[Data entries]
## START
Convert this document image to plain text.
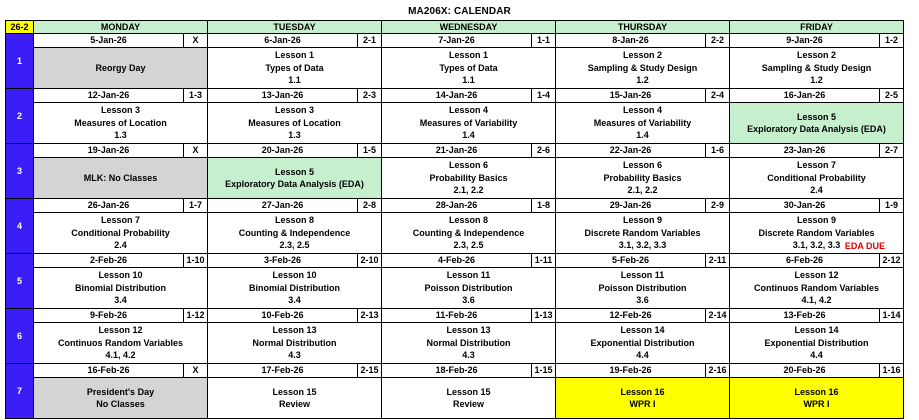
MA206X: CALENDAR
26-2	MONDAY		TUESDAY		WEDNESDAY		THURSDAY		FRIDAY	
1	5-Jan-26	X	6-Jan-26	2-1	7-Jan-26	1-1	8-Jan-26	2-2	9-Jan-26	1-2

	Reorgy Day		Lesson 1
Types of Data
1.1		Lesson 1
Types of Data
1.1		Lesson 2
Sampling & Study Design
1.2		Lesson 2
Sampling & Study Design
1.2	

2	12-Jan-26	1-3	13-Jan-26	2-3	14-Jan-26	1-4	15-Jan-26	2-4	16-Jan-26	2-5

	Lesson 3
Measures of Location
1.3		Lesson 3
Measures of Location
1.3		Lesson 4
Measures of Variability
1.4		Lesson 4
Measures of Variability
1.4		Lesson 5
Exploratory Data Analysis (EDA)	

3	19-Jan-26	X	20-Jan-26	1-5	21-Jan-26	2-6	22-Jan-26	1-6	23-Jan-26	2-7

	MLK: No Classes		Lesson 5
Exploratory Data Analysis (EDA)		Lesson 6
Probability Basics
2.1, 2.2		Lesson 6
Probability Basics
2.1, 2.2		Lesson 7
Conditional Probability
2.4	

4	26-Jan-26	1-7	27-Jan-26	2-8	28-Jan-26	1-8	29-Jan-26	2-9	30-Jan-26	1-9

	Lesson 7
Conditional Probability
2.4		Lesson 8
Counting & Independence
2.3, 2.5		Lesson 8
Counting & Independence
2.3, 2.5		Lesson 9
Discrete Random Variables
3.1, 3.2, 3.3		Lesson 9
Discrete Random Variables
3.1, 3.2, 3.3 EDA DUE	

5	2-Feb-26	1-10	3-Feb-26	2-10	4-Feb-26	1-11	5-Feb-26	2-11	6-Feb-26	2-12

	Lesson 10
Binomial Distribution
3.4		Lesson 10
Binomial Distribution
3.4		Lesson 11
Poisson Distribution
3.6		Lesson 11
Poisson Distribution
3.6		Lesson 12
Continuos Random Variables
4.1, 4.2	

6	9-Feb-26	1-12	10-Feb-26	2-13	11-Feb-26	1-13	12-Feb-26	2-14	13-Feb-26	1-14

	Lesson 12
Continuos Random Variables
4.1, 4.2		Lesson 13
Normal Distribution
4.3		Lesson 13
Normal Distribution
4.3		Lesson 14
Exponential Distribution
4.4		Lesson 14
Exponential Distribution
4.4	

7	16-Feb-26	X	17-Feb-26	2-15	18-Feb-26	1-15	19-Feb-26	2-16	20-Feb-26	1-16

	President's Day
No Classes		Lesson 15
Review		Lesson 15
Review		Lesson 16
WPR I		Lesson 16
WPR I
## END
Exercise: Search the records for the word "Analysis" and copy every line where it occurs.

Task result:
Exploratory Data Analysis (EDA)	
Exploratory Data Analysis (EDA)		Lesson 6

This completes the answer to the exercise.